PROBLEM TO SOLVE: Report how many lines of the following entries include the string "SSMI"; respond with the number alone.

PROVIDED DATA:
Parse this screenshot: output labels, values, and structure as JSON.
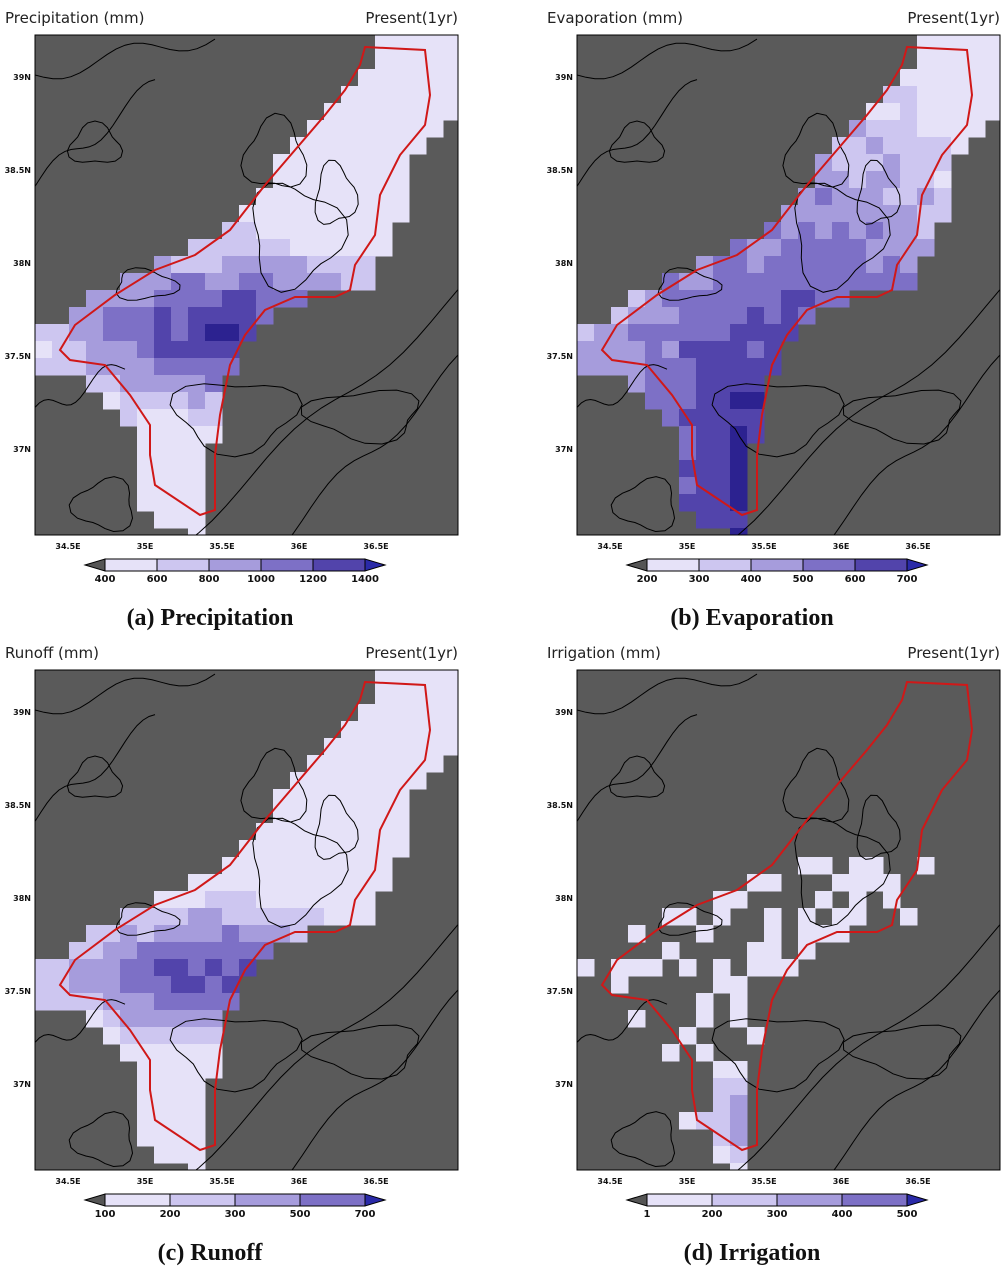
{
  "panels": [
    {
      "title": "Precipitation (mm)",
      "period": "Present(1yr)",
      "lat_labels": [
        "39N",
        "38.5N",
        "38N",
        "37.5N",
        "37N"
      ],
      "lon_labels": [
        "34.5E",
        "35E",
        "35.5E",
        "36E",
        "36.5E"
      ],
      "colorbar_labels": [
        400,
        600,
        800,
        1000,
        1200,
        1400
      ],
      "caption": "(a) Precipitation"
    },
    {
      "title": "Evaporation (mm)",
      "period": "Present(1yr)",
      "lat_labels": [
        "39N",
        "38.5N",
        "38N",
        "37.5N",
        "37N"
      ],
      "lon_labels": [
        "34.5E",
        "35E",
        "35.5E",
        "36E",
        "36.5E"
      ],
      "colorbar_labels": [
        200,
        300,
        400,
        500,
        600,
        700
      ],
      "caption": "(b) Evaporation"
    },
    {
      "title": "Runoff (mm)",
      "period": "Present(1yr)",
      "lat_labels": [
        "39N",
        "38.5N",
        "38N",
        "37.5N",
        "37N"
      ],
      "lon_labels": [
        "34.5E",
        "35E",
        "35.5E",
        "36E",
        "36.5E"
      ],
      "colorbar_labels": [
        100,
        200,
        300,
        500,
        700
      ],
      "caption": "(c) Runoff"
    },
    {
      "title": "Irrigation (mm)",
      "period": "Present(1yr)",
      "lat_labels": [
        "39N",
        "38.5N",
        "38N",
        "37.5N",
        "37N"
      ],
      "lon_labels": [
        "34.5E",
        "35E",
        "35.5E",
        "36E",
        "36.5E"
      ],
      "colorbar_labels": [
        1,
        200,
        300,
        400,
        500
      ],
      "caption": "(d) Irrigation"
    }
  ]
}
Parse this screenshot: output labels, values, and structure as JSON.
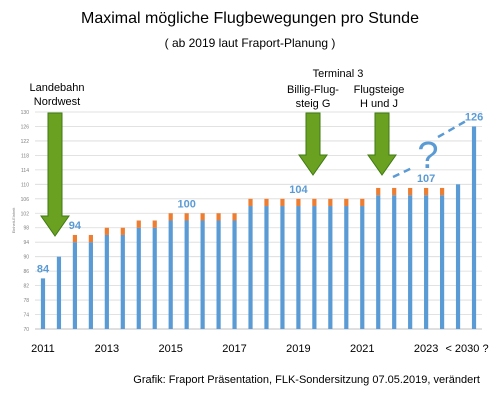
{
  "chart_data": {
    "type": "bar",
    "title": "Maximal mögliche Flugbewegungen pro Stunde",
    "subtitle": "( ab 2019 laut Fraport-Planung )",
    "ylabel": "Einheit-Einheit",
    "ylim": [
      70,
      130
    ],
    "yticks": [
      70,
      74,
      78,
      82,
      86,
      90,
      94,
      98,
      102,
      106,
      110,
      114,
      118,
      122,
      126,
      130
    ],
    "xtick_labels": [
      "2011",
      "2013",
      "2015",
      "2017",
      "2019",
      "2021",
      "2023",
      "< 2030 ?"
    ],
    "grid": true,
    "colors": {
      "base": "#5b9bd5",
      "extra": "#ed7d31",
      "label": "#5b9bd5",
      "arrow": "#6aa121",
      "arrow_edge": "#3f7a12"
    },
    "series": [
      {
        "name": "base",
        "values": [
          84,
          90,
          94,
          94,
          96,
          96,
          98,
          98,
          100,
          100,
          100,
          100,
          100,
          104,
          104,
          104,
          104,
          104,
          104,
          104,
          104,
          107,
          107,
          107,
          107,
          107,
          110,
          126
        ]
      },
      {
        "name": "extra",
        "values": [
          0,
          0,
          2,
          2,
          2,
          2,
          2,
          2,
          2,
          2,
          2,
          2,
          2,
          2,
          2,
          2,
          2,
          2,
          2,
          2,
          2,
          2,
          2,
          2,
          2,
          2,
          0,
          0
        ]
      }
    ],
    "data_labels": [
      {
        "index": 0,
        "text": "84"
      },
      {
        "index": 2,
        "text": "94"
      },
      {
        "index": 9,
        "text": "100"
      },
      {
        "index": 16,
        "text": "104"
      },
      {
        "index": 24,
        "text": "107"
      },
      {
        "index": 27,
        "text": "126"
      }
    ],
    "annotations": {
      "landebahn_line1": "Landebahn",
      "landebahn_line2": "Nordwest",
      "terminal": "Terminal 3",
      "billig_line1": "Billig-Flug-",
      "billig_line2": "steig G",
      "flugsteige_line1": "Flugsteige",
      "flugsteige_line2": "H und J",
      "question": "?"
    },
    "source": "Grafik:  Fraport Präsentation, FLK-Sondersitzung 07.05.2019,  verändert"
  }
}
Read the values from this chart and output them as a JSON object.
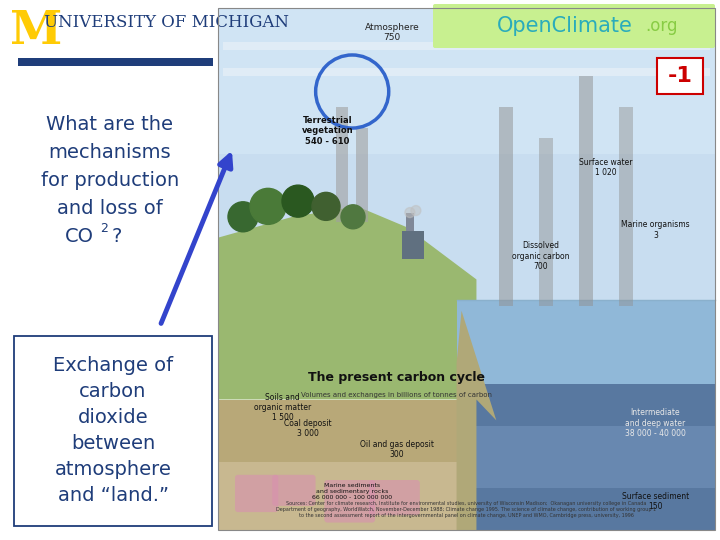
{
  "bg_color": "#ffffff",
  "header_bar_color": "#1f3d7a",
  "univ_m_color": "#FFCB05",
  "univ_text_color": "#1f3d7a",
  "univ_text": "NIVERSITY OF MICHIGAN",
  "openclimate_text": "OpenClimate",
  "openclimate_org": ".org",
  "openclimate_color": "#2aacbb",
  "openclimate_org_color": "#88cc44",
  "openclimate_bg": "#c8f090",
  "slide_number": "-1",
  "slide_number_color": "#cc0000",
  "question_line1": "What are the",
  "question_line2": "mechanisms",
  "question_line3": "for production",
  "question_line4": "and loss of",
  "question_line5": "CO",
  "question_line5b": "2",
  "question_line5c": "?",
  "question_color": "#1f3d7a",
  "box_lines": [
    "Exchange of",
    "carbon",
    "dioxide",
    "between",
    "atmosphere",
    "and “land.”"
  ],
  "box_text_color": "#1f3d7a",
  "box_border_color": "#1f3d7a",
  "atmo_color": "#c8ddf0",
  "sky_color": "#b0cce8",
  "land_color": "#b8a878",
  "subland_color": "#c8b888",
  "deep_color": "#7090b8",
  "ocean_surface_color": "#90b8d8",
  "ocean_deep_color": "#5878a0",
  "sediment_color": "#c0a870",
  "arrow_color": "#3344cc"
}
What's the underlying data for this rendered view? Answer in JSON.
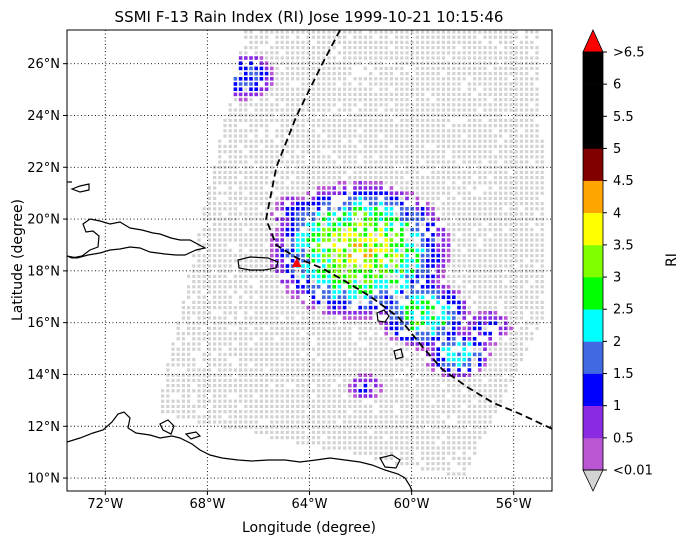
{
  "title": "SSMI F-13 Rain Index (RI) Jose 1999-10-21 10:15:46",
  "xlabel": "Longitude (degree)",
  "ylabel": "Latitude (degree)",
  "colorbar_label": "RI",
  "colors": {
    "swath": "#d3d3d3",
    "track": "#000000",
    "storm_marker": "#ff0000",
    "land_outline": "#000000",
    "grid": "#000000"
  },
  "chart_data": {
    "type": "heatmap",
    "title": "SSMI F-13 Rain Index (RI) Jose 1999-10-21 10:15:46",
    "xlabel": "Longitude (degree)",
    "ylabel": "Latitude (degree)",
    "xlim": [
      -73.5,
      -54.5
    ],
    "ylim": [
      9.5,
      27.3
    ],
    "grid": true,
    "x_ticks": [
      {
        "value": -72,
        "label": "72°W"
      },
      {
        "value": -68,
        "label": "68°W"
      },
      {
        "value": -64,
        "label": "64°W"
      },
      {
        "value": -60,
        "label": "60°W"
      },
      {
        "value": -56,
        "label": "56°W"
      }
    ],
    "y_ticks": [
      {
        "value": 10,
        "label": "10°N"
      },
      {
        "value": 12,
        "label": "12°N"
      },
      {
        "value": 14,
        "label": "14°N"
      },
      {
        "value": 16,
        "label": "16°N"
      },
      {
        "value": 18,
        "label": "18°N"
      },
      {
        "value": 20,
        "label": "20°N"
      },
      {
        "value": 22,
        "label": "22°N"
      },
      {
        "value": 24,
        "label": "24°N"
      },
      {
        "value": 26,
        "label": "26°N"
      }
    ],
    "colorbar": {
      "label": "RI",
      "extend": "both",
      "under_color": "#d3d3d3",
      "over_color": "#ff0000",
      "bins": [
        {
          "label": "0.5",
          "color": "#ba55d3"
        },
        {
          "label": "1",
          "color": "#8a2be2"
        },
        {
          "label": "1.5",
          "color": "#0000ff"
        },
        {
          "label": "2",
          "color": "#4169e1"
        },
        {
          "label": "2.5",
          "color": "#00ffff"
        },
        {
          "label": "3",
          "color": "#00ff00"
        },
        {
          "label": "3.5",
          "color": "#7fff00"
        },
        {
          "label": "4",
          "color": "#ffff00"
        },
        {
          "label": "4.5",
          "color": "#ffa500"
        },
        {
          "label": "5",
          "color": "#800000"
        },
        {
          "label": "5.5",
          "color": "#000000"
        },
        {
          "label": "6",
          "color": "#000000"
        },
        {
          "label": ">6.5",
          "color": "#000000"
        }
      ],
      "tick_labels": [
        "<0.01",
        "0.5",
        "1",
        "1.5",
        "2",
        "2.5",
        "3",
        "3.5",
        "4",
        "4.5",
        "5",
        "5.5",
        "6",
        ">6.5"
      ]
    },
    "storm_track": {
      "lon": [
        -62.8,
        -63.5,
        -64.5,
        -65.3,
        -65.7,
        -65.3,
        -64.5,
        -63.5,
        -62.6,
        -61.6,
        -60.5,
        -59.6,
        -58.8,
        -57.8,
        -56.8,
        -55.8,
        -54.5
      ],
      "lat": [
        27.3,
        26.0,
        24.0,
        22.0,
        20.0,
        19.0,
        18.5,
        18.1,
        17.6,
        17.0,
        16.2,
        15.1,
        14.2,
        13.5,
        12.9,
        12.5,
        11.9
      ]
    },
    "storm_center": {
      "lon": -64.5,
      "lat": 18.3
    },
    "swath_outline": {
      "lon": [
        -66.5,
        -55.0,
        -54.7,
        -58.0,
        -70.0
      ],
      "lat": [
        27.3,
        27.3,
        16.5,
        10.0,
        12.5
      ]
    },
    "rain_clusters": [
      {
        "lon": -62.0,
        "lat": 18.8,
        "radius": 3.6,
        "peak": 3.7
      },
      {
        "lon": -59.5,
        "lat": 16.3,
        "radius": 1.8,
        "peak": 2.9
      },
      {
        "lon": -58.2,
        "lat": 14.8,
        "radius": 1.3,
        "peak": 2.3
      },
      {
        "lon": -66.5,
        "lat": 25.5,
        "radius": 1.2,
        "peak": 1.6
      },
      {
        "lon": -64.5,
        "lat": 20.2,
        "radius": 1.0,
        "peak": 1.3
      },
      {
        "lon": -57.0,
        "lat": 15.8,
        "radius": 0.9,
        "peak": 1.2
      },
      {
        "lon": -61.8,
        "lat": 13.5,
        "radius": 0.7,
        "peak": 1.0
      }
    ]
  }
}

THE RESPONSE: 2